Reproduce each line that includes the word "设集合M".
═════ The input ═════
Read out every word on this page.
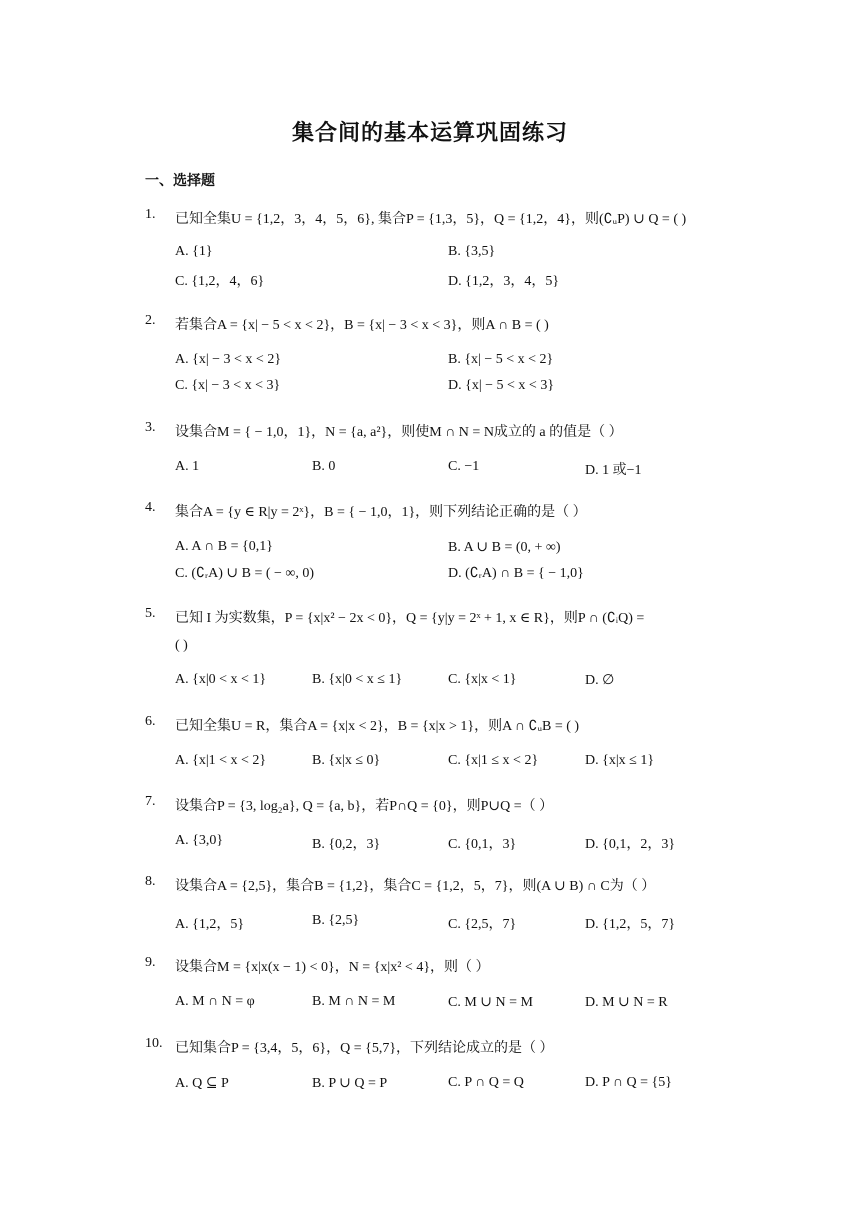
集合间的基本运算巩固练习
一、选择题
1.	已知全集U = {1,2，3，4，5，6}, 集合P = {1,3，5}，Q = {1,2，4}，则(∁ᵤP) ∪ Q = ( )
A. {1}	B. {3,5}
C. {1,2，4，6}	D. {1,2，3，4，5}
2.	若集合A = {x| − 5 < x < 2}，B = {x| − 3 < x < 3}，则A ∩ B = ( )
A. {x| − 3 < x < 2}	B. {x| − 5 < x < 2}
C. {x| − 3 < x < 3}	D. {x| − 5 < x < 3}
3.	设集合M = { − 1,0，1}，N = {a, a²}，则使M ∩ N = N成立的 a 的值是（ ）
A. 1	B. 0	C. −1	D. 1 或−1
4.	集合A = {y ∈ R|y = 2ˣ}，B = { − 1,0，1}，则下列结论正确的是（ ）
A. A ∩ B = {0,1}	B. A ∪ B = (0, + ∞)
C. (∁ᵣA) ∪ B = ( − ∞, 0)	D. (∁ᵣA) ∩ B = { − 1,0}
5.	已知 I 为实数集，P = {x|x² − 2x < 0}，Q = {y|y = 2ˣ + 1, x ∈ R}，则P ∩ (∁ᵢQ) =
( )
A. {x|0 < x < 1}	B. {x|0 < x ≤ 1}	C. {x|x < 1}	D. ∅
6.	已知全集U = R，集合A = {x|x < 2}，B = {x|x > 1}，则A ∩ ∁ᵤB = ( )
A. {x|1 < x < 2}	B. {x|x ≤ 0}	C. {x|1 ≤ x < 2}	D. {x|x ≤ 1}
7.	设集合P = {3, log₂a}, Q = {a, b}，若P∩Q = {0}，则P∪Q =（ ）
A. {3,0}	B. {0,2，3}	C. {0,1，3}	D. {0,1，2，3}
8.	设集合A = {2,5}，集合B = {1,2}，集合C = {1,2，5，7}，则(A ∪ B) ∩ C为（ ）
A. {1,2，5}	B. {2,5}	C. {2,5，7}	D. {1,2，5，7}
9.	设集合M = {x|x(x − 1) < 0}，N = {x|x² < 4}，则（ ）
A. M ∩ N = φ	B. M ∩ N = M	C. M ∪ N = M	D. M ∪ N = R
10. 已知集合P = {3,4，5，6}，Q = {5,7}，下列结论成立的是（ ）
A. Q ⊆ P	B. P ∪ Q = P	C. P ∩ Q = Q	D. P ∩ Q = {5}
═════
## Answer to the exercise
3.	设集合M = { − 1,0，1}，N = {a, a²}，则使M ∩ N = N成立的 a 的值是（ ）
9.	设集合M = {x|x(x − 1) < 0}，N = {x|x² < 4}，则（ ）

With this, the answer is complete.